» Short problem A:
Copy the bulk inserts post from "NOTE: Please bear" up to and including "(firstrow = 6)".

» Selected excerpt:
-- BEGIN --
Ventured into BULK INSERTS

Recently, whilst working with bulk insert queries I came across an unexpected result set which led to some more research. Therefore, following facts/tips/tricks/workarounds might help you:

 

If you execute the following code for example:

 

NOTE: Please bear in mind that the log file used to import the data in this example (errorlog.1) has 2972 lines.

 

create table #ErrLog(LogTe nvarchar(max) NULL)

 

bulk insert #ErrLog from 'PATH TO YOUR SQL LOG FOLDER\LOG\ERRORLOG.1' with (firstrow = 6)

 

select count(*) from #ErrLog

 

(import from your sample error log file)

 

Execution Results:

--------------------------------------------------------------------------------------------------------------------------------------------------------------------------------

Bulk load: DataFileType was incorrectly specified as char. DataFileType will be assumed to be widechar because the data file has a Unicode signature.

Bulk load: DataFileType was incorrectly specified as char. DataFileType will be assumed to be widechar because the data file has a Unicode signature.

 

------------------------------------------------------------

Single Transaction Row Count: 2967

-----------------------------------------------------------

And

 

bulk insert #ErrLog from ''PATH TO YOUR SQL LOG FOLDER\LOG\ERRORLOG.1' with (firstrow = 6, batchsize=1000)

 

select count(*) from #ErrLog

 

Execution results :

 

Bulk load: DataFileType was incorrectly specified as char. DataFileType will be assumed to be widechar because the data file has a Unicode signature.

Bulk load: DataFileType was incorrectly specified as char. DataFileType will be assumed to be widechar because the data file has a Unicode signature.

 

-----------------------------------------------------------

Multi Transaction Row Count: 996

----------------------------------------------------------

 

You will start wondering!!

 

1. Why are the two rowcounts different?

 

2. Why are we getting the “Bulk load:” error?
-- END --
» Extracted records:
-- BEGIN --
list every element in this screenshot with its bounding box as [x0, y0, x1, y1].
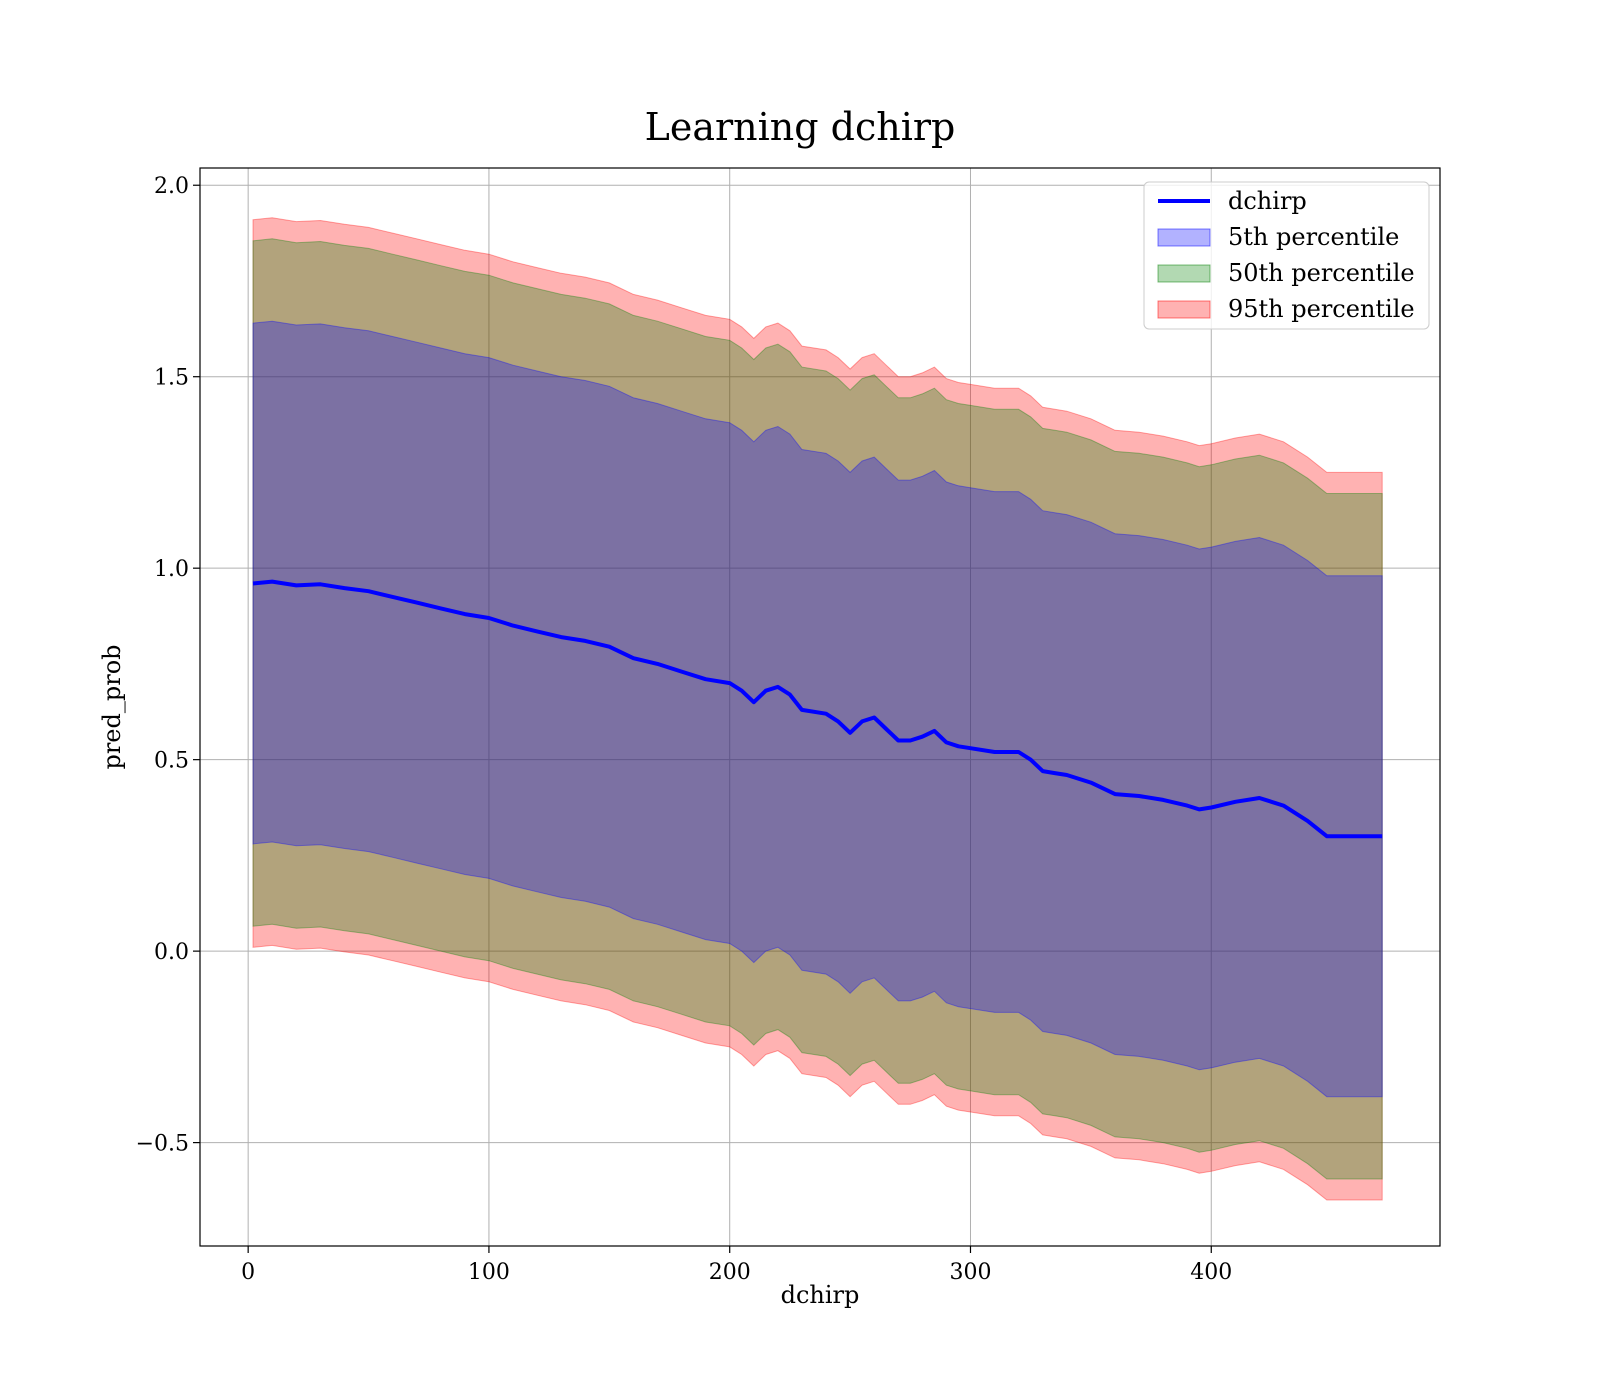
y-tick-label: 2.0 [154, 174, 189, 199]
legend-swatch-50th-percentile [1157, 264, 1211, 283]
legend-label-50th-percentile: 50th percentile [1228, 259, 1415, 287]
legend-swatch-5th-percentile [1157, 228, 1211, 247]
x-tick-label: 300 [949, 1260, 991, 1285]
x-tick-label: 200 [709, 1260, 751, 1285]
legend-label-dchirp: dchirp [1228, 187, 1307, 215]
plot-frame [199, 167, 1441, 1247]
y-axis-label: pred_prob [98, 644, 126, 769]
axis-ticks: 0 100 200 300 400 −0.5 0.0 0.5 1.0 1.5 2.0 [136, 174, 1233, 1285]
x-tick-label: 100 [468, 1260, 510, 1285]
y-tick-label: 0.0 [154, 940, 189, 965]
x-axis-label: dchirp [781, 1281, 860, 1309]
y-tick-label: 0.5 [154, 749, 189, 774]
legend-label-5th-percentile: 5th percentile [1228, 223, 1399, 251]
legend-swatch-95th-percentile [1157, 300, 1211, 319]
legend-label-95th-percentile: 95th percentile [1228, 295, 1415, 323]
legend: dchirp 5th percentile 50th percentile 95th … [1143, 181, 1430, 330]
chart-title: Learning dchirp [645, 105, 956, 149]
percentile-bands [252, 217, 1383, 1201]
series-lines [252, 579, 1383, 839]
grid [200, 168, 1440, 1246]
line-dchirp [252, 579, 1383, 839]
y-tick-label: 1.5 [154, 366, 189, 391]
legend-box [1143, 181, 1430, 330]
x-tick-label: 0 [241, 1260, 255, 1285]
band-5th-percentile [252, 320, 1383, 1098]
y-tick-label: 1.0 [154, 557, 189, 582]
band-50th-percentile [252, 238, 1383, 1180]
x-tick-label: 400 [1190, 1260, 1232, 1285]
y-tick-label: −0.5 [136, 1132, 189, 1157]
band-95th-percentile [252, 217, 1383, 1201]
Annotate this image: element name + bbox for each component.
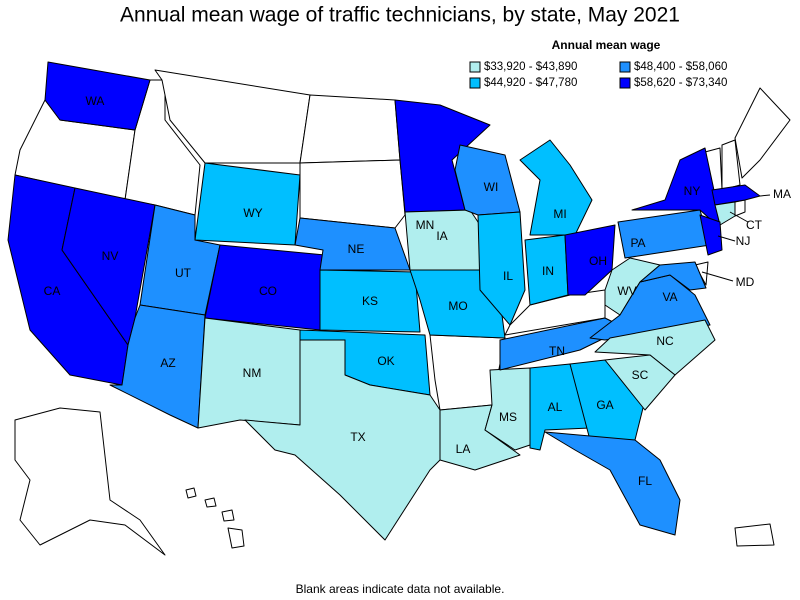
-- END --
» Short problem B:
In the records, rewrite the lines from the line with "y-tick-label: 2.0 [154, 174, 189, 199]" up to and including the line with "y-axis-label: pred_prob [98, 644, 126, 769]", replacing "plot-frame" with "plot-area" and leaving everything else unchanged. Return only those lines.

» Problem solution A:
NOTE: Please bear in mind that the log file used to import the data in this example (errorlog.1) has 2972 lines.

 

create table #ErrLog(LogTe nvarchar(max) NULL)

 

bulk insert #ErrLog from 'PATH TO YOUR SQL LOG FOLDER\LOG\ERRORLOG.1' with (firstrow = 6)

» Problem solution B:
y-tick-label: 2.0 [154, 174, 189, 199]
legend-swatch-50th-percentile [1157, 264, 1211, 283]
legend-label-50th-percentile: 50th percentile [1228, 259, 1415, 287]
legend-swatch-5th-percentile [1157, 228, 1211, 247]
x-tick-label: 300 [949, 1260, 991, 1285]
x-tick-label: 200 [709, 1260, 751, 1285]
legend-label-dchirp: dchirp [1228, 187, 1307, 215]
plot-area [199, 167, 1441, 1247]
y-axis-label: pred_prob [98, 644, 126, 769]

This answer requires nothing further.